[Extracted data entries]
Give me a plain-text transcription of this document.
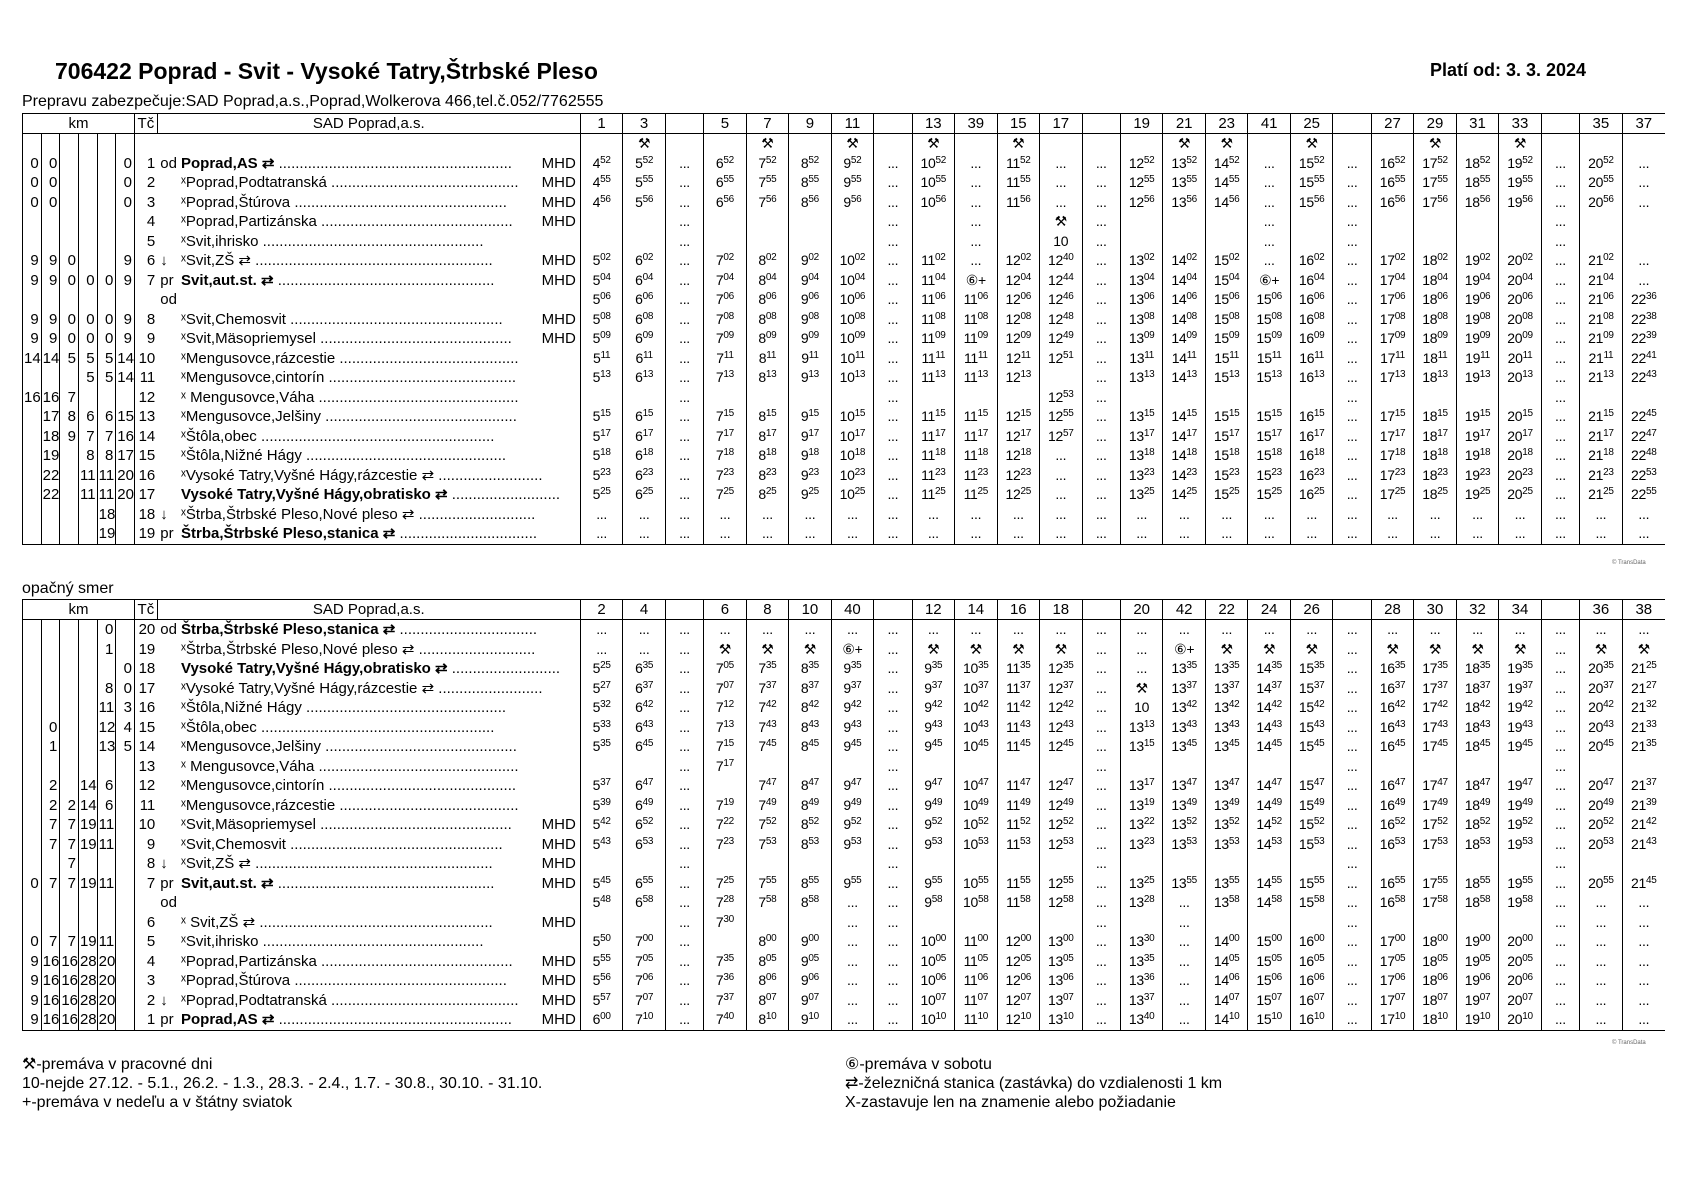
706422 Poprad - Svit - Vysoké Tatry,Štrbské Pleso	Platí od: 3. 3. 2024
Prepravu zabezpečuje:SAD Poprad,a.s.,Poprad,Wolkerova 466,tel.č.052/7762555
km						Tč	SAD Poprad,a.s.		1	3		5	7	9	11		13	39	15	17		19	21	23	41	25		27	29	31	33		35	37
										⚒			⚒		⚒		⚒		⚒				⚒	⚒		⚒			⚒		⚒			
0	0				0	1	od	Poprad,AS ⇄ ........................................................ MHD	$4^{52}$	$5^{52}$	...	$6^{52}$	$7^{52}$	$8^{52}$	$9^{52}$	...	$10^{52}$	...	$11^{52}$	...	...	$12^{52}$	$13^{52}$	$14^{52}$	...	$15^{52}$	...	$16^{52}$	$17^{52}$	$18^{52}$	$19^{52}$	...	$20^{52}$	...
0	0				0	2		ˣPoprad,Podtatranská ............................................. MHD	$4^{55}$	$5^{55}$	...	$6^{55}$	$7^{55}$	$8^{55}$	$9^{55}$	...	$10^{55}$	...	$11^{55}$	...	...	$12^{55}$	$13^{55}$	$14^{55}$	...	$15^{55}$	...	$16^{55}$	$17^{55}$	$18^{55}$	$19^{55}$	...	$20^{55}$	...
0	0				0	3		ˣPoprad,Štúrova ................................................... MHD	$4^{56}$	$5^{56}$	...	$6^{56}$	$7^{56}$	$8^{56}$	$9^{56}$	...	$10^{56}$	...	$11^{56}$	...	...	$12^{56}$	$13^{56}$	$14^{56}$	...	$15^{56}$	...	$16^{56}$	$17^{56}$	$18^{56}$	$19^{56}$	...	$20^{56}$	...
						4		ˣPoprad,Partizánska .............................................. MHD			...					...		...		⚒	...				...		...					...		
						5		ˣSvit,ihrisko .....................................................			...					...		...		10	...				...		...					...		
9	9	0			9	6	↓	ˣSvit,ZŠ ⇄ ......................................................... MHD	$5^{02}$	$6^{02}$	...	$7^{02}$	$8^{02}$	$9^{02}$	$10^{02}$	...	$11^{02}$	...	$12^{02}$	$12^{40}$	...	$13^{02}$	$14^{02}$	$15^{02}$	...	$16^{02}$	...	$17^{02}$	$18^{02}$	$19^{02}$	$20^{02}$	...	$21^{02}$	...
9	9	0	0	0	9	7	pr	Svit,aut.st. ⇄ .................................................... MHD	$5^{04}$	$6^{04}$	...	$7^{04}$	$8^{04}$	$9^{04}$	$10^{04}$	...	$11^{04}$	⑥+	$12^{04}$	$12^{44}$	...	$13^{04}$	$14^{04}$	$15^{04}$	⑥+	$16^{04}$	...	$17^{04}$	$18^{04}$	$19^{04}$	$20^{04}$	...	$21^{04}$	...
							od		$5^{06}$	$6^{06}$	...	$7^{06}$	$8^{06}$	$9^{06}$	$10^{06}$	...	$11^{06}$	$11^{06}$	$12^{06}$	$12^{46}$	...	$13^{06}$	$14^{06}$	$15^{06}$	$15^{06}$	$16^{06}$	...	$17^{06}$	$18^{06}$	$19^{06}$	$20^{06}$	...	$21^{06}$	$22^{36}$
9	9	0	0	0	9	8		ˣSvit,Chemosvit ................................................... MHD	$5^{08}$	$6^{08}$	...	$7^{08}$	$8^{08}$	$9^{08}$	$10^{08}$	...	$11^{08}$	$11^{08}$	$12^{08}$	$12^{48}$	...	$13^{08}$	$14^{08}$	$15^{08}$	$15^{08}$	$16^{08}$	...	$17^{08}$	$18^{08}$	$19^{08}$	$20^{08}$	...	$21^{08}$	$22^{38}$
9	9	0	0	0	9	9		ˣSvit,Mäsopriemysel .............................................. MHD	$5^{09}$	$6^{09}$	...	$7^{09}$	$8^{09}$	$9^{09}$	$10^{09}$	...	$11^{09}$	$11^{09}$	$12^{09}$	$12^{49}$	...	$13^{09}$	$14^{09}$	$15^{09}$	$15^{09}$	$16^{09}$	...	$17^{09}$	$18^{09}$	$19^{09}$	$20^{09}$	...	$21^{09}$	$22^{39}$
14	14	5	5	5	14	10		ˣMengusovce,rázcestie ...........................................	$5^{11}$	$6^{11}$	...	$7^{11}$	$8^{11}$	$9^{11}$	$10^{11}$	...	$11^{11}$	$11^{11}$	$12^{11}$	$12^{51}$	...	$13^{11}$	$14^{11}$	$15^{11}$	$15^{11}$	$16^{11}$	...	$17^{11}$	$18^{11}$	$19^{11}$	$20^{11}$	...	$21^{11}$	$22^{41}$
			5	5	14	11		ˣMengusovce,cintorín .............................................	$5^{13}$	$6^{13}$	...	$7^{13}$	$8^{13}$	$9^{13}$	$10^{13}$	...	$11^{13}$	$11^{13}$	$12^{13}$		...	$13^{13}$	$14^{13}$	$15^{13}$	$15^{13}$	$16^{13}$	...	$17^{13}$	$18^{13}$	$19^{13}$	$20^{13}$	...	$21^{13}$	$22^{43}$
16	16	7				12		ˣ Mengusovce,Váha ................................................			...					...				$12^{53}$	...						...					...		
	17	8	6	6	15	13		ˣMengusovce,Jelšiny ..............................................	$5^{15}$	$6^{15}$	...	$7^{15}$	$8^{15}$	$9^{15}$	$10^{15}$	...	$11^{15}$	$11^{15}$	$12^{15}$	$12^{55}$	...	$13^{15}$	$14^{15}$	$15^{15}$	$15^{15}$	$16^{15}$	...	$17^{15}$	$18^{15}$	$19^{15}$	$20^{15}$	...	$21^{15}$	$22^{45}$
	18	9	7	7	16	14		ˣŠtôla,obec ........................................................	$5^{17}$	$6^{17}$	...	$7^{17}$	$8^{17}$	$9^{17}$	$10^{17}$	...	$11^{17}$	$11^{17}$	$12^{17}$	$12^{57}$	...	$13^{17}$	$14^{17}$	$15^{17}$	$15^{17}$	$16^{17}$	...	$17^{17}$	$18^{17}$	$19^{17}$	$20^{17}$	...	$21^{17}$	$22^{47}$
	19		8	8	17	15		ˣŠtôla,Nižné Hágy ................................................	$5^{18}$	$6^{18}$	...	$7^{18}$	$8^{18}$	$9^{18}$	$10^{18}$	...	$11^{18}$	$11^{18}$	$12^{18}$	...	...	$13^{18}$	$14^{18}$	$15^{18}$	$15^{18}$	$16^{18}$	...	$17^{18}$	$18^{18}$	$19^{18}$	$20^{18}$	...	$21^{18}$	$22^{48}$
	22		11	11	20	16		ˣVysoké Tatry,Vyšné Hágy,rázcestie ⇄ .........................	$5^{23}$	$6^{23}$	...	$7^{23}$	$8^{23}$	$9^{23}$	$10^{23}$	...	$11^{23}$	$11^{23}$	$12^{23}$	...	...	$13^{23}$	$14^{23}$	$15^{23}$	$15^{23}$	$16^{23}$	...	$17^{23}$	$18^{23}$	$19^{23}$	$20^{23}$	...	$21^{23}$	$22^{53}$
	22		11	11	20	17		Vysoké Tatry,Vyšné Hágy,obratisko ⇄ ..........................	$5^{25}$	$6^{25}$	...	$7^{25}$	$8^{25}$	$9^{25}$	$10^{25}$	...	$11^{25}$	$11^{25}$	$12^{25}$	...	...	$13^{25}$	$14^{25}$	$15^{25}$	$15^{25}$	$16^{25}$	...	$17^{25}$	$18^{25}$	$19^{25}$	$20^{25}$	...	$21^{25}$	$22^{55}$
				18		18	↓	ˣŠtrba,Štrbské Pleso,Nové pleso ⇄ ............................	...	...	...	...	...	...	...	...	...	...	...	...	...	...	...	...	...	...	...	...	...	...	...	...	...	...
				19		19	pr	Štrba,Štrbské Pleso,stanica ⇄ .................................	...	...	...	...	...	...	...	...	...	...	...	...	...	...	...	...	...	...	...	...	...	...	...	...	...	...
© TransData
opačný smer
km						Tč	SAD Poprad,a.s.		2	4		6	8	10	40		12	14	16	18		20	42	22	24	26		28	30	32	34		36	38
				0		20	od	Štrba,Štrbské Pleso,stanica ⇄ .................................	...	...	...	...	...	...	...	...	...	...	...	...	...	...	...	...	...	...	...	...	...	...	...	...	...	...
				1		19		ˣŠtrba,Štrbské Pleso,Nové pleso ⇄ ............................	...	...	...	⚒	⚒	⚒	⑥+	...	⚒	⚒	⚒	⚒	...	...	⑥+	⚒	⚒	⚒	...	⚒	⚒	⚒	⚒	...	⚒	⚒
					0	18		Vysoké Tatry,Vyšné Hágy,obratisko ⇄ ..........................	$5^{25}$	$6^{35}$	...	$7^{05}$	$7^{35}$	$8^{35}$	$9^{35}$	...	$9^{35}$	$10^{35}$	$11^{35}$	$12^{35}$	...	...	$13^{35}$	$13^{35}$	$14^{35}$	$15^{35}$	...	$16^{35}$	$17^{35}$	$18^{35}$	$19^{35}$	...	$20^{35}$	$21^{25}$
				8	0	17		ˣVysoké Tatry,Vyšné Hágy,rázcestie ⇄ .........................	$5^{27}$	$6^{37}$	...	$7^{07}$	$7^{37}$	$8^{37}$	$9^{37}$	...	$9^{37}$	$10^{37}$	$11^{37}$	$12^{37}$	...	⚒	$13^{37}$	$13^{37}$	$14^{37}$	$15^{37}$	...	$16^{37}$	$17^{37}$	$18^{37}$	$19^{37}$	...	$20^{37}$	$21^{27}$
				11	3	16		ˣŠtôla,Nižné Hágy ................................................	$5^{32}$	$6^{42}$	...	$7^{12}$	$7^{42}$	$8^{42}$	$9^{42}$	...	$9^{42}$	$10^{42}$	$11^{42}$	$12^{42}$	...	10	$13^{42}$	$13^{42}$	$14^{42}$	$15^{42}$	...	$16^{42}$	$17^{42}$	$18^{42}$	$19^{42}$	...	$20^{42}$	$21^{32}$
	0			12	4	15		ˣŠtôla,obec ........................................................	$5^{33}$	$6^{43}$	...	$7^{13}$	$7^{43}$	$8^{43}$	$9^{43}$	...	$9^{43}$	$10^{43}$	$11^{43}$	$12^{43}$	...	$13^{13}$	$13^{43}$	$13^{43}$	$14^{43}$	$15^{43}$	...	$16^{43}$	$17^{43}$	$18^{43}$	$19^{43}$	...	$20^{43}$	$21^{33}$
	1			13	5	14		ˣMengusovce,Jelšiny ..............................................	$5^{35}$	$6^{45}$	...	$7^{15}$	$7^{45}$	$8^{45}$	$9^{45}$	...	$9^{45}$	$10^{45}$	$11^{45}$	$12^{45}$	...	$13^{15}$	$13^{45}$	$13^{45}$	$14^{45}$	$15^{45}$	...	$16^{45}$	$17^{45}$	$18^{45}$	$19^{45}$	...	$20^{45}$	$21^{35}$
						13		ˣ Mengusovce,Váha ................................................			...	$7^{17}$				...					...						...					...		
	2		14	6		12		ˣMengusovce,cintorín .............................................	$5^{37}$	$6^{47}$	...		$7^{47}$	$8^{47}$	$9^{47}$	...	$9^{47}$	$10^{47}$	$11^{47}$	$12^{47}$	...	$13^{17}$	$13^{47}$	$13^{47}$	$14^{47}$	$15^{47}$	...	$16^{47}$	$17^{47}$	$18^{47}$	$19^{47}$	...	$20^{47}$	$21^{37}$
	2	2	14	6		11		ˣMengusovce,rázcestie ...........................................	$5^{39}$	$6^{49}$	...	$7^{19}$	$7^{49}$	$8^{49}$	$9^{49}$	...	$9^{49}$	$10^{49}$	$11^{49}$	$12^{49}$	...	$13^{19}$	$13^{49}$	$13^{49}$	$14^{49}$	$15^{49}$	...	$16^{49}$	$17^{49}$	$18^{49}$	$19^{49}$	...	$20^{49}$	$21^{39}$
	7	7	19	11		10		ˣSvit,Mäsopriemysel .............................................. MHD	$5^{42}$	$6^{52}$	...	$7^{22}$	$7^{52}$	$8^{52}$	$9^{52}$	...	$9^{52}$	$10^{52}$	$11^{52}$	$12^{52}$	...	$13^{22}$	$13^{52}$	$13^{52}$	$14^{52}$	$15^{52}$	...	$16^{52}$	$17^{52}$	$18^{52}$	$19^{52}$	...	$20^{52}$	$21^{42}$
	7	7	19	11		9		ˣSvit,Chemosvit ................................................... MHD	$5^{43}$	$6^{53}$	...	$7^{23}$	$7^{53}$	$8^{53}$	$9^{53}$	...	$9^{53}$	$10^{53}$	$11^{53}$	$12^{53}$	...	$13^{23}$	$13^{53}$	$13^{53}$	$14^{53}$	$15^{53}$	...	$16^{53}$	$17^{53}$	$18^{53}$	$19^{53}$	...	$20^{53}$	$21^{43}$
		7				8	↓	ˣSvit,ZŠ ⇄ ......................................................... MHD			...					...					...						...					...		
0	7	7	19	11		7	pr	Svit,aut.st. ⇄ .................................................... MHD	$5^{45}$	$6^{55}$	...	$7^{25}$	$7^{55}$	$8^{55}$	$9^{55}$	...	$9^{55}$	$10^{55}$	$11^{55}$	$12^{55}$	...	$13^{25}$	$13^{55}$	$13^{55}$	$14^{55}$	$15^{55}$	...	$16^{55}$	$17^{55}$	$18^{55}$	$19^{55}$	...	$20^{55}$	$21^{45}$
							od		$5^{48}$	$6^{58}$	...	$7^{28}$	$7^{58}$	$8^{58}$	...	...	$9^{58}$	$10^{58}$	$11^{58}$	$12^{58}$	...	$13^{28}$	...	$13^{58}$	$14^{58}$	$15^{58}$	...	$16^{58}$	$17^{58}$	$18^{58}$	$19^{58}$	...	...	...
						6		ˣ Svit,ZŠ ⇄ ........................................................ MHD			...	$7^{30}$			...	...					...		...				...					...	...	...
0	7	7	19	11		5		ˣSvit,ihrisko .....................................................	$5^{50}$	$7^{00}$	...		$8^{00}$	$9^{00}$	...	...	$10^{00}$	$11^{00}$	$12^{00}$	$13^{00}$	...	$13^{30}$	...	$14^{00}$	$15^{00}$	$16^{00}$	...	$17^{00}$	$18^{00}$	$19^{00}$	$20^{00}$	...	...	...
9	16	16	28	20		4		ˣPoprad,Partizánska .............................................. MHD	$5^{55}$	$7^{05}$	...	$7^{35}$	$8^{05}$	$9^{05}$	...	...	$10^{05}$	$11^{05}$	$12^{05}$	$13^{05}$	...	$13^{35}$	...	$14^{05}$	$15^{05}$	$16^{05}$	...	$17^{05}$	$18^{05}$	$19^{05}$	$20^{05}$	...	...	...
9	16	16	28	20		3		ˣPoprad,Štúrova ................................................... MHD	$5^{56}$	$7^{06}$	...	$7^{36}$	$8^{06}$	$9^{06}$	...	...	$10^{06}$	$11^{06}$	$12^{06}$	$13^{06}$	...	$13^{36}$	...	$14^{06}$	$15^{06}$	$16^{06}$	...	$17^{06}$	$18^{06}$	$19^{06}$	$20^{06}$	...	...	...
9	16	16	28	20		2	↓	ˣPoprad,Podtatranská ............................................. MHD	$5^{57}$	$7^{07}$	...	$7^{37}$	$8^{07}$	$9^{07}$	...	...	$10^{07}$	$11^{07}$	$12^{07}$	$13^{07}$	...	$13^{37}$	...	$14^{07}$	$15^{07}$	$16^{07}$	...	$17^{07}$	$18^{07}$	$19^{07}$	$20^{07}$	...	...	...
9	16	16	28	20		1	pr	Poprad,AS ⇄ ........................................................ MHD	$6^{00}$	$7^{10}$	...	$7^{40}$	$8^{10}$	$9^{10}$	...	...	$10^{10}$	$11^{10}$	$12^{10}$	$13^{10}$	...	$13^{40}$	...	$14^{10}$	$15^{10}$	$16^{10}$	...	$17^{10}$	$18^{10}$	$19^{10}$	$20^{10}$	...	...	...
© TransData
⚒-premáva v pracovné dni
10-nejde 27.12. - 5.1., 26.2. - 1.3., 28.3. - 2.4., 1.7. - 30.8., 30.10. - 31.10.
+-premáva v nedeľu a v štátny sviatok
⑥-premáva v sobotu
⇄-železničná stanica (zastávka) do vzdialenosti 1 km
X-zastavuje len na znamenie alebo požiadanie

TO DO: Pull out every line above that holds the word "premáva".

CORRECT RESULT:
⚒-premáva v pracovné dni
+-premáva v nedeľu a v štátny sviatok
⑥-premáva v sobotu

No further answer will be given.